• [To do] Extract each line of the data below exactly as written.

[A block of data]

------------------------------

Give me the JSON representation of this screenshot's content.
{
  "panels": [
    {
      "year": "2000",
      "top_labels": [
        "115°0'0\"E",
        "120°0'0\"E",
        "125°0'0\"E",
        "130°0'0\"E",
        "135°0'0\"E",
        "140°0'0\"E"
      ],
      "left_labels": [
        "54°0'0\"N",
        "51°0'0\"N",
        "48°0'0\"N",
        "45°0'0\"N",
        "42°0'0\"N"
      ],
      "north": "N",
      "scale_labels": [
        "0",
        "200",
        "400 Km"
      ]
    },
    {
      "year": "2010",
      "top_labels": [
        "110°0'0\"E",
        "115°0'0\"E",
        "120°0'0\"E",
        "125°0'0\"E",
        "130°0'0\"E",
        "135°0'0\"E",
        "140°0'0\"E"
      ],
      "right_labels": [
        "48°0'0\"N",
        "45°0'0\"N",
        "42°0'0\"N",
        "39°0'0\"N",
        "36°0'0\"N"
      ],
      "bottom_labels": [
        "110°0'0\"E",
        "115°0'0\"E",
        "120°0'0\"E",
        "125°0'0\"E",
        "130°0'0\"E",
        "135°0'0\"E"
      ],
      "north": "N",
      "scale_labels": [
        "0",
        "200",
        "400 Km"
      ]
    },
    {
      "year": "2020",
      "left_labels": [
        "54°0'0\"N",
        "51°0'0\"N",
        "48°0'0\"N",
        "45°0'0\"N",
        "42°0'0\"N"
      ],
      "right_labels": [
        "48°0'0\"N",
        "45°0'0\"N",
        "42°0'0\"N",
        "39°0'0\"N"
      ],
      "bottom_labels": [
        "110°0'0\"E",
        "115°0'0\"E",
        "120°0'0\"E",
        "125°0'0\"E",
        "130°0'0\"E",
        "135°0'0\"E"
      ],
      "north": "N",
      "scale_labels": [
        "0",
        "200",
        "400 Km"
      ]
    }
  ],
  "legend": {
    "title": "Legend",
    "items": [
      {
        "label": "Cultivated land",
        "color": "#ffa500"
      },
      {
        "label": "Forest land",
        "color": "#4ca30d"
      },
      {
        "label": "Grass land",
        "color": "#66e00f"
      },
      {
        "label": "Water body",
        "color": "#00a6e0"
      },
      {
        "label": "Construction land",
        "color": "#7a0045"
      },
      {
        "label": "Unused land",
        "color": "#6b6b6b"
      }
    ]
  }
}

------------------------------

• [Written response]
Give me the JSON representation of this screenshot's content.
{
  "panels": [
    {
      "year": "2000",
      "top_labels": [
        "115°0'0\"E",
        "120°0'0\"E",
        "125°0'0\"E",
        "130°0'0\"E",
        "135°0'0\"E",
        "140°0'0\"E"
      ],
      "left_labels": [
        "54°0'0\"N",
        "51°0'0\"N",
        "48°0'0\"N",
        "45°0'0\"N",
        "42°0'0\"N"
      ],
      "north": "N",
      "scale_labels": [
        "0",
        "200",
        "400 Km"
      ]
    },
    {
      "year": "2010",
      "top_labels": [
        "110°0'0\"E",
        "115°0'0\"E",
        "120°0'0\"E",
        "125°0'0\"E",
        "130°0'0\"E",
        "135°0'0\"E",
        "140°0'0\"E"
      ],
      "right_labels": [
        "48°0'0\"N",
        "45°0'0\"N",
        "42°0'0\"N",
        "39°0'0\"N",
        "36°0'0\"N"
      ],
      "bottom_labels": [
        "110°0'0\"E",
        "115°0'0\"E",
        "120°0'0\"E",
        "125°0'0\"E",
        "130°0'0\"E",
        "135°0'0\"E"
      ],
      "north": "N",
      "scale_labels": [
        "0",
        "200",
        "400 Km"
      ]
    },
    {
      "year": "2020",
      "left_labels": [
        "54°0'0\"N",
        "51°0'0\"N",
        "48°0'0\"N",
        "45°0'0\"N",
        "42°0'0\"N"
      ],
      "right_labels": [
        "48°0'0\"N",
        "45°0'0\"N",
        "42°0'0\"N",
        "39°0'0\"N"
      ],
      "bottom_labels": [
        "110°0'0\"E",
        "115°0'0\"E",
        "120°0'0\"E",
        "125°0'0\"E",
        "130°0'0\"E",
        "135°0'0\"E"
      ],
      "north": "N",
      "scale_labels": [
        "0",
        "200",
        "400 Km"
      ]
    }
  ],
  "legend": {
    "title": "Legend",
    "items": [
      {
        "label": "Cultivated land",
        "color": "#ffa500"
      },
      {
        "label": "Forest land",
        "color": "#4ca30d"
      },
      {
        "label": "Grass land",
        "color": "#66e00f"
      },
      {
        "label": "Water body",
        "color": "#00a6e0"
      },
      {
        "label": "Construction land",
        "color": "#7a0045"
      },
      {
        "label": "Unused land",
        "color": "#6b6b6b"
      }
    ]
  }
}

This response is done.